══ MATERIAL FOR THIS EXERCISE

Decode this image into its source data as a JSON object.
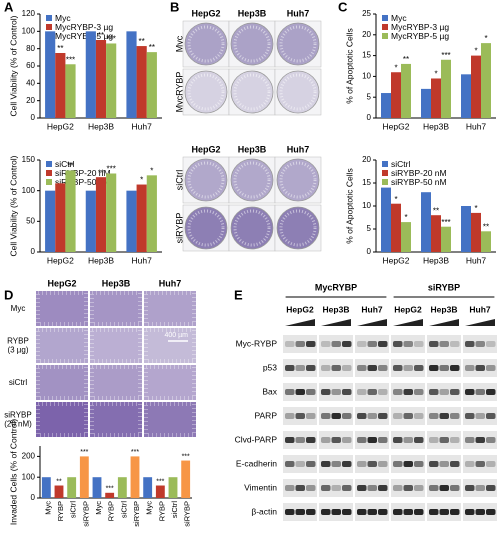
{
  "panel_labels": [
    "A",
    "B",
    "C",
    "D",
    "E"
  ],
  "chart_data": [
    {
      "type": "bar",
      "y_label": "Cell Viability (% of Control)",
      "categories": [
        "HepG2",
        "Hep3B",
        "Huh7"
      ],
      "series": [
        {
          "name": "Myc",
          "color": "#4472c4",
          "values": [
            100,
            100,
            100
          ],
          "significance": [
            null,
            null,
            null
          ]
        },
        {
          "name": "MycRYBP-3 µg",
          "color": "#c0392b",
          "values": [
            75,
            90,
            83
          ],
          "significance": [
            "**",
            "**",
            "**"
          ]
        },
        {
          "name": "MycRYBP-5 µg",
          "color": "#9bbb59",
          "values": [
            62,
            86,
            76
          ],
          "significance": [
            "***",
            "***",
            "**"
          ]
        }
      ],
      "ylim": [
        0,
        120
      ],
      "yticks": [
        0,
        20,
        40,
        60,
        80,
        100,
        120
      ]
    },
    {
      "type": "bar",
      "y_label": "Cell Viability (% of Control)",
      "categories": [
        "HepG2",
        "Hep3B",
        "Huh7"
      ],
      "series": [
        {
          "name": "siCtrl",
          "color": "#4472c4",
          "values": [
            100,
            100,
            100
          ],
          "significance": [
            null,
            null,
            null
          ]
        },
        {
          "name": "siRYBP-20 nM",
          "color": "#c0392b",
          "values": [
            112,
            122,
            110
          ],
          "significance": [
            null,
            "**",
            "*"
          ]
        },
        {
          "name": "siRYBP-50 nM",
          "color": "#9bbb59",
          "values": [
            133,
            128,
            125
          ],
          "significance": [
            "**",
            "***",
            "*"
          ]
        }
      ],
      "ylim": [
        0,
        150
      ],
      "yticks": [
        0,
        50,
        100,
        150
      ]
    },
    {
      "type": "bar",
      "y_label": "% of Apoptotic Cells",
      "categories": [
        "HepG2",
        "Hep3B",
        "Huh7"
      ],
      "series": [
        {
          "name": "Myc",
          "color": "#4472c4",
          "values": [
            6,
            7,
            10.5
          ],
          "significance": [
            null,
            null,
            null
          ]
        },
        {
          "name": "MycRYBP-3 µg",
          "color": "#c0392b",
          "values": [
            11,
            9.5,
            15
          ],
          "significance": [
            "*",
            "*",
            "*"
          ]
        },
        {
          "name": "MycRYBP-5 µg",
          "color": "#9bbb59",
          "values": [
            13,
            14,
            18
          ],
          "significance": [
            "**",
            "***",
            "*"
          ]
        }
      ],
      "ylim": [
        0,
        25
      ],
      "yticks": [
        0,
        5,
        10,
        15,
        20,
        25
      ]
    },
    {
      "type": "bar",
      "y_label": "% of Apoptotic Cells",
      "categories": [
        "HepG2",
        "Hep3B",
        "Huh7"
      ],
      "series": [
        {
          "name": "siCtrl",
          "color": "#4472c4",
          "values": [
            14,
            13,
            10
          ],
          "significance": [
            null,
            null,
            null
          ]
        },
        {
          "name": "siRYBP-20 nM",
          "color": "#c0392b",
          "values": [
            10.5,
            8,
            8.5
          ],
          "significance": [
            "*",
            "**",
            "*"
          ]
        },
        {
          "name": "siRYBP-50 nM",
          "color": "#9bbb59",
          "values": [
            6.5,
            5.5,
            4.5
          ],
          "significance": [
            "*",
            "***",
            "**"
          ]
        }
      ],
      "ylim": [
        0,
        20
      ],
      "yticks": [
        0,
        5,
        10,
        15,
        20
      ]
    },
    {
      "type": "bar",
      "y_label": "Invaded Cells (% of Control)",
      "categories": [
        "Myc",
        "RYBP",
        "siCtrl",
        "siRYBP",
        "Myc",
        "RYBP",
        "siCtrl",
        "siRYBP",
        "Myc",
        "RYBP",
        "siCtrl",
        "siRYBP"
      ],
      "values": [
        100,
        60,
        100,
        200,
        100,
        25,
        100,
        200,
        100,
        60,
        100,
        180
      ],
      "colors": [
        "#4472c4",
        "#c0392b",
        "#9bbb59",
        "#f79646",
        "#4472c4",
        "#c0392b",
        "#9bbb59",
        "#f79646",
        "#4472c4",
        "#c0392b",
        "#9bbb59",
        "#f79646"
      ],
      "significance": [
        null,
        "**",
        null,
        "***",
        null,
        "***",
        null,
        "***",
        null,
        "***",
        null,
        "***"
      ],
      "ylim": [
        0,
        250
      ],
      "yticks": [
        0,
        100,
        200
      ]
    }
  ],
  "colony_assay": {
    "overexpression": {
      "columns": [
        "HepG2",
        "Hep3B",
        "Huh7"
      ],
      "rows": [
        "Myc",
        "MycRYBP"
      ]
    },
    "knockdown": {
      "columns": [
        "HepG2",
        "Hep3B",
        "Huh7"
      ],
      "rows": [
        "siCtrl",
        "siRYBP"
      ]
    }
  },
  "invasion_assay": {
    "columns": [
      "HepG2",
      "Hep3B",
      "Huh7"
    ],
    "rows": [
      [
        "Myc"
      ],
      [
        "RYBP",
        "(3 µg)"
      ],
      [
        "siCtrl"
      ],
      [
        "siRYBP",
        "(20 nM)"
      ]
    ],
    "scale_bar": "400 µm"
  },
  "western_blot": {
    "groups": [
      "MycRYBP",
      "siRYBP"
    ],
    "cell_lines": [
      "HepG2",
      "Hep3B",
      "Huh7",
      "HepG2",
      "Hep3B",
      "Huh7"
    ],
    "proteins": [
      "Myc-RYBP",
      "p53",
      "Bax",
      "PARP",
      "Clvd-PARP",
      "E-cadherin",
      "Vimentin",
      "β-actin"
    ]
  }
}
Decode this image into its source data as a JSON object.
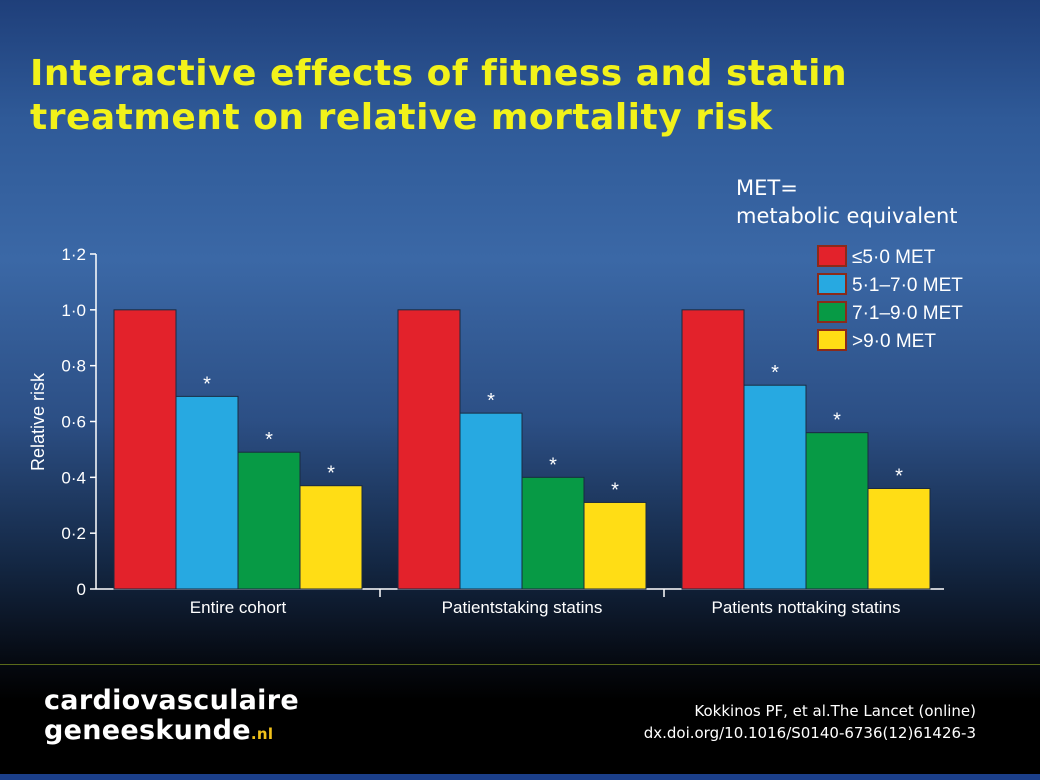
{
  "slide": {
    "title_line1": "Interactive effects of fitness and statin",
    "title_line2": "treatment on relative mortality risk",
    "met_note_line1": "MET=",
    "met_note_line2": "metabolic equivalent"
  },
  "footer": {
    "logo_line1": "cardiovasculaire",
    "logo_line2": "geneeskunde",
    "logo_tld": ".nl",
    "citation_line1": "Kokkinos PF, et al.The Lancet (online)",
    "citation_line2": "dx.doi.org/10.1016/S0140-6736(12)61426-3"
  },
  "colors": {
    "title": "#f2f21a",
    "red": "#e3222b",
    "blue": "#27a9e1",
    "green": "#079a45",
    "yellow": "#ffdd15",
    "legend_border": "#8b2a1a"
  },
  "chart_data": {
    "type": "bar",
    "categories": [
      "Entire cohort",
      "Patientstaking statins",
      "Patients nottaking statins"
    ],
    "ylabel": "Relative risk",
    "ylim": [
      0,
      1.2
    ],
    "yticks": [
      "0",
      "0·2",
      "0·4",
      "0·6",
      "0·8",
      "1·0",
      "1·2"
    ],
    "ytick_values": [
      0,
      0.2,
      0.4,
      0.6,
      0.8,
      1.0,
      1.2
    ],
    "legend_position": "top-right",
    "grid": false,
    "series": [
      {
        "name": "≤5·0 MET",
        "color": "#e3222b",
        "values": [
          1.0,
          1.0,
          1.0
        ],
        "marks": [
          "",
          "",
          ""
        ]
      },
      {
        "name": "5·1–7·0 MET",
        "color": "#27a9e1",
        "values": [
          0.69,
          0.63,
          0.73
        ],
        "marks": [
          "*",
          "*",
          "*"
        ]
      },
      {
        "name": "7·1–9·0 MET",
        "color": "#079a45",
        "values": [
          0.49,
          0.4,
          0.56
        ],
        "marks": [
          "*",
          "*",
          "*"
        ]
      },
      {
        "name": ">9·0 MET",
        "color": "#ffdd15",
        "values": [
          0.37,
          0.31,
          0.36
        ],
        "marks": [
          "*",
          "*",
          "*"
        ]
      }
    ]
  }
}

════

■ **PROBLEM TO SOLVE**: The answer must be the entries above, printed exactly, with no pictures.

■ **EXERCISE SOLUTION**:
Decode this image into its source data as a JSON object.
{
  "panel_labels": [
    "A",
    "B",
    "C",
    "D",
    "E"
  ],
  "chart_data": [
    {
      "type": "bar",
      "y_label": "Cell Viability (% of Control)",
      "categories": [
        "HepG2",
        "Hep3B",
        "Huh7"
      ],
      "series": [
        {
          "name": "Myc",
          "color": "#4472c4",
          "values": [
            100,
            100,
            100
          ],
          "significance": [
            null,
            null,
            null
          ]
        },
        {
          "name": "MycRYBP-3 µg",
          "color": "#c0392b",
          "values": [
            75,
            90,
            83
          ],
          "significance": [
            "**",
            "**",
            "**"
          ]
        },
        {
          "name": "MycRYBP-5 µg",
          "color": "#9bbb59",
          "values": [
            62,
            86,
            76
          ],
          "significance": [
            "***",
            "***",
            "**"
          ]
        }
      ],
      "ylim": [
        0,
        120
      ],
      "yticks": [
        0,
        20,
        40,
        60,
        80,
        100,
        120
      ]
    },
    {
      "type": "bar",
      "y_label": "Cell Viability (% of Control)",
      "categories": [
        "HepG2",
        "Hep3B",
        "Huh7"
      ],
      "series": [
        {
          "name": "siCtrl",
          "color": "#4472c4",
          "values": [
            100,
            100,
            100
          ],
          "significance": [
            null,
            null,
            null
          ]
        },
        {
          "name": "siRYBP-20 nM",
          "color": "#c0392b",
          "values": [
            112,
            122,
            110
          ],
          "significance": [
            null,
            "**",
            "*"
          ]
        },
        {
          "name": "siRYBP-50 nM",
          "color": "#9bbb59",
          "values": [
            133,
            128,
            125
          ],
          "significance": [
            "**",
            "***",
            "*"
          ]
        }
      ],
      "ylim": [
        0,
        150
      ],
      "yticks": [
        0,
        50,
        100,
        150
      ]
    },
    {
      "type": "bar",
      "y_label": "% of Apoptotic Cells",
      "categories": [
        "HepG2",
        "Hep3B",
        "Huh7"
      ],
      "series": [
        {
          "name": "Myc",
          "color": "#4472c4",
          "values": [
            6,
            7,
            10.5
          ],
          "significance": [
            null,
            null,
            null
          ]
        },
        {
          "name": "MycRYBP-3 µg",
          "color": "#c0392b",
          "values": [
            11,
            9.5,
            15
          ],
          "significance": [
            "*",
            "*",
            "*"
          ]
        },
        {
          "name": "MycRYBP-5 µg",
          "color": "#9bbb59",
          "values": [
            13,
            14,
            18
          ],
          "significance": [
            "**",
            "***",
            "*"
          ]
        }
      ],
      "ylim": [
        0,
        25
      ],
      "yticks": [
        0,
        5,
        10,
        15,
        20,
        25
      ]
    },
    {
      "type": "bar",
      "y_label": "% of Apoptotic Cells",
      "categories": [
        "HepG2",
        "Hep3B",
        "Huh7"
      ],
      "series": [
        {
          "name": "siCtrl",
          "color": "#4472c4",
          "values": [
            14,
            13,
            10
          ],
          "significance": [
            null,
            null,
            null
          ]
        },
        {
          "name": "siRYBP-20 nM",
          "color": "#c0392b",
          "values": [
            10.5,
            8,
            8.5
          ],
          "significance": [
            "*",
            "**",
            "*"
          ]
        },
        {
          "name": "siRYBP-50 nM",
          "color": "#9bbb59",
          "values": [
            6.5,
            5.5,
            4.5
          ],
          "significance": [
            "*",
            "***",
            "**"
          ]
        }
      ],
      "ylim": [
        0,
        20
      ],
      "yticks": [
        0,
        5,
        10,
        15,
        20
      ]
    },
    {
      "type": "bar",
      "y_label": "Invaded Cells (% of Control)",
      "categories": [
        "Myc",
        "RYBP",
        "siCtrl",
        "siRYBP",
        "Myc",
        "RYBP",
        "siCtrl",
        "siRYBP",
        "Myc",
        "RYBP",
        "siCtrl",
        "siRYBP"
      ],
      "values": [
        100,
        60,
        100,
        200,
        100,
        25,
        100,
        200,
        100,
        60,
        100,
        180
      ],
      "colors": [
        "#4472c4",
        "#c0392b",
        "#9bbb59",
        "#f79646",
        "#4472c4",
        "#c0392b",
        "#9bbb59",
        "#f79646",
        "#4472c4",
        "#c0392b",
        "#9bbb59",
        "#f79646"
      ],
      "significance": [
        null,
        "**",
        null,
        "***",
        null,
        "***",
        null,
        "***",
        null,
        "***",
        null,
        "***"
      ],
      "ylim": [
        0,
        250
      ],
      "yticks": [
        0,
        100,
        200
      ]
    }
  ],
  "colony_assay": {
    "overexpression": {
      "columns": [
        "HepG2",
        "Hep3B",
        "Huh7"
      ],
      "rows": [
        "Myc",
        "MycRYBP"
      ]
    },
    "knockdown": {
      "columns": [
        "HepG2",
        "Hep3B",
        "Huh7"
      ],
      "rows": [
        "siCtrl",
        "siRYBP"
      ]
    }
  },
  "invasion_assay": {
    "columns": [
      "HepG2",
      "Hep3B",
      "Huh7"
    ],
    "rows": [
      [
        "Myc"
      ],
      [
        "RYBP",
        "(3 µg)"
      ],
      [
        "siCtrl"
      ],
      [
        "siRYBP",
        "(20 nM)"
      ]
    ],
    "scale_bar": "400 µm"
  },
  "western_blot": {
    "groups": [
      "MycRYBP",
      "siRYBP"
    ],
    "cell_lines": [
      "HepG2",
      "Hep3B",
      "Huh7",
      "HepG2",
      "Hep3B",
      "Huh7"
    ],
    "proteins": [
      "Myc-RYBP",
      "p53",
      "Bax",
      "PARP",
      "Clvd-PARP",
      "E-cadherin",
      "Vimentin",
      "β-actin"
    ]
  }
}
Decode this image into its source data as a JSON object.
{
  "slide": {
    "title_line1": "Interactive effects of fitness and statin",
    "title_line2": "treatment on relative mortality risk",
    "met_note_line1": "MET=",
    "met_note_line2": "metabolic equivalent"
  },
  "footer": {
    "logo_line1": "cardiovasculaire",
    "logo_line2": "geneeskunde",
    "logo_tld": ".nl",
    "citation_line1": "Kokkinos PF, et al.The Lancet (online)",
    "citation_line2": "dx.doi.org/10.1016/S0140-6736(12)61426-3"
  },
  "colors": {
    "title": "#f2f21a",
    "red": "#e3222b",
    "blue": "#27a9e1",
    "green": "#079a45",
    "yellow": "#ffdd15",
    "legend_border": "#8b2a1a"
  },
  "chart_data": {
    "type": "bar",
    "categories": [
      "Entire cohort",
      "Patientstaking statins",
      "Patients nottaking statins"
    ],
    "ylabel": "Relative risk",
    "ylim": [
      0,
      1.2
    ],
    "yticks": [
      "0",
      "0·2",
      "0·4",
      "0·6",
      "0·8",
      "1·0",
      "1·2"
    ],
    "ytick_values": [
      0,
      0.2,
      0.4,
      0.6,
      0.8,
      1.0,
      1.2
    ],
    "legend_position": "top-right",
    "grid": false,
    "series": [
      {
        "name": "≤5·0 MET",
        "color": "#e3222b",
        "values": [
          1.0,
          1.0,
          1.0
        ],
        "marks": [
          "",
          "",
          ""
        ]
      },
      {
        "name": "5·1–7·0 MET",
        "color": "#27a9e1",
        "values": [
          0.69,
          0.63,
          0.73
        ],
        "marks": [
          "*",
          "*",
          "*"
        ]
      },
      {
        "name": "7·1–9·0 MET",
        "color": "#079a45",
        "values": [
          0.49,
          0.4,
          0.56
        ],
        "marks": [
          "*",
          "*",
          "*"
        ]
      },
      {
        "name": ">9·0 MET",
        "color": "#ffdd15",
        "values": [
          0.37,
          0.31,
          0.36
        ],
        "marks": [
          "*",
          "*",
          "*"
        ]
      }
    ]
  }
}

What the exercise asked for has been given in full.